===== PROVIDED RECORDS =====
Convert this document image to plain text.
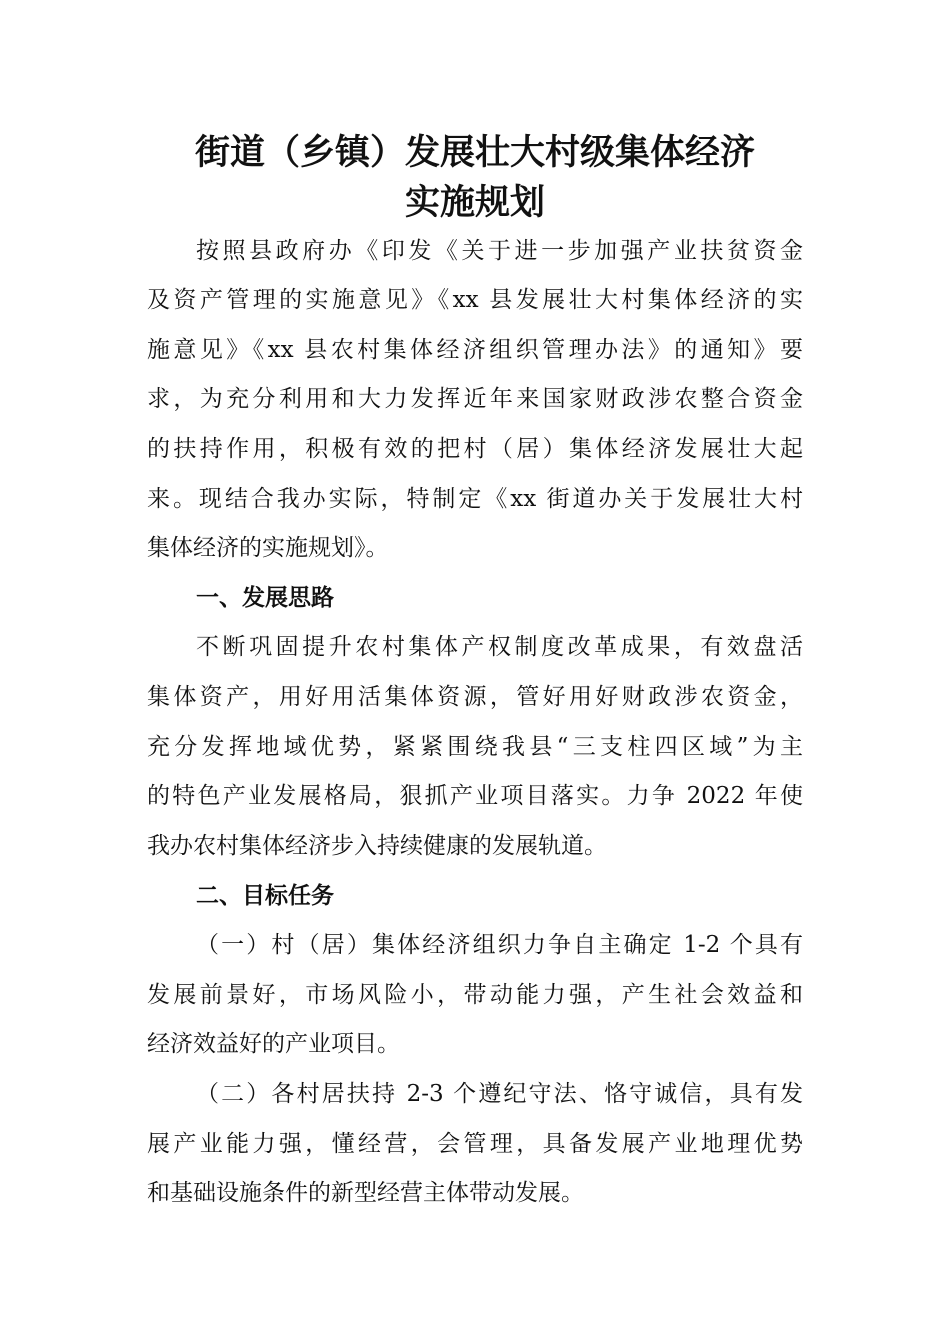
街道（乡镇）发展壮大村级集体经济
实施规划
按照县政府办《印发《关于进一步加强产业扶贫资金
及资产管理的实施意见》《xx 县发展壮大村集体经济的实
施意见》《xx 县农村集体经济组织管理办法》的通知》要
求，为充分利用和大力发挥近年来国家财政涉农整合资金
的扶持作用，积极有效的把村（居）集体经济发展壮大起
来。现结合我办实际，特制定《xx 街道办关于发展壮大村
集体经济的实施规划》。
一、发展思路
不断巩固提升农村集体产权制度改革成果，有效盘活
集体资产，用好用活集体资源，管好用好财政涉农资金，
充分发挥地域优势，紧紧围绕我县“三支柱四区域”为主
的特色产业发展格局，狠抓产业项目落实。力争 2022 年使
我办农村集体经济步入持续健康的发展轨道。
二、目标任务
（一）村（居）集体经济组织力争自主确定 1-2 个具有
发展前景好，市场风险小，带动能力强，产生社会效益和
经济效益好的产业项目。
（二）各村居扶持 2-3 个遵纪守法、恪守诚信，具有发
展产业能力强，懂经营，会管理，具备发展产业地理优势
和基础设施条件的新型经营主体带动发展。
=====
[TASK]: Copy every entry word for word, but omit the pictures.

[CORRECT RESPONSE]:
Convert this document image to plain text.
街道（乡镇）发展壮大村级集体经济
实施规划
按照县政府办《印发《关于进一步加强产业扶贫资金
及资产管理的实施意见》《xx 县发展壮大村集体经济的实
施意见》《xx 县农村集体经济组织管理办法》的通知》要
求，为充分利用和大力发挥近年来国家财政涉农整合资金
的扶持作用，积极有效的把村（居）集体经济发展壮大起
来。现结合我办实际，特制定《xx 街道办关于发展壮大村
集体经济的实施规划》。
一、发展思路
不断巩固提升农村集体产权制度改革成果，有效盘活
集体资产，用好用活集体资源，管好用好财政涉农资金，
充分发挥地域优势，紧紧围绕我县“三支柱四区域”为主
的特色产业发展格局，狠抓产业项目落实。力争 2022 年使
我办农村集体经济步入持续健康的发展轨道。
二、目标任务
（一）村（居）集体经济组织力争自主确定 1-2 个具有
发展前景好，市场风险小，带动能力强，产生社会效益和
经济效益好的产业项目。
（二）各村居扶持 2-3 个遵纪守法、恪守诚信，具有发
展产业能力强，懂经营，会管理，具备发展产业地理优势
和基础设施条件的新型经营主体带动发展。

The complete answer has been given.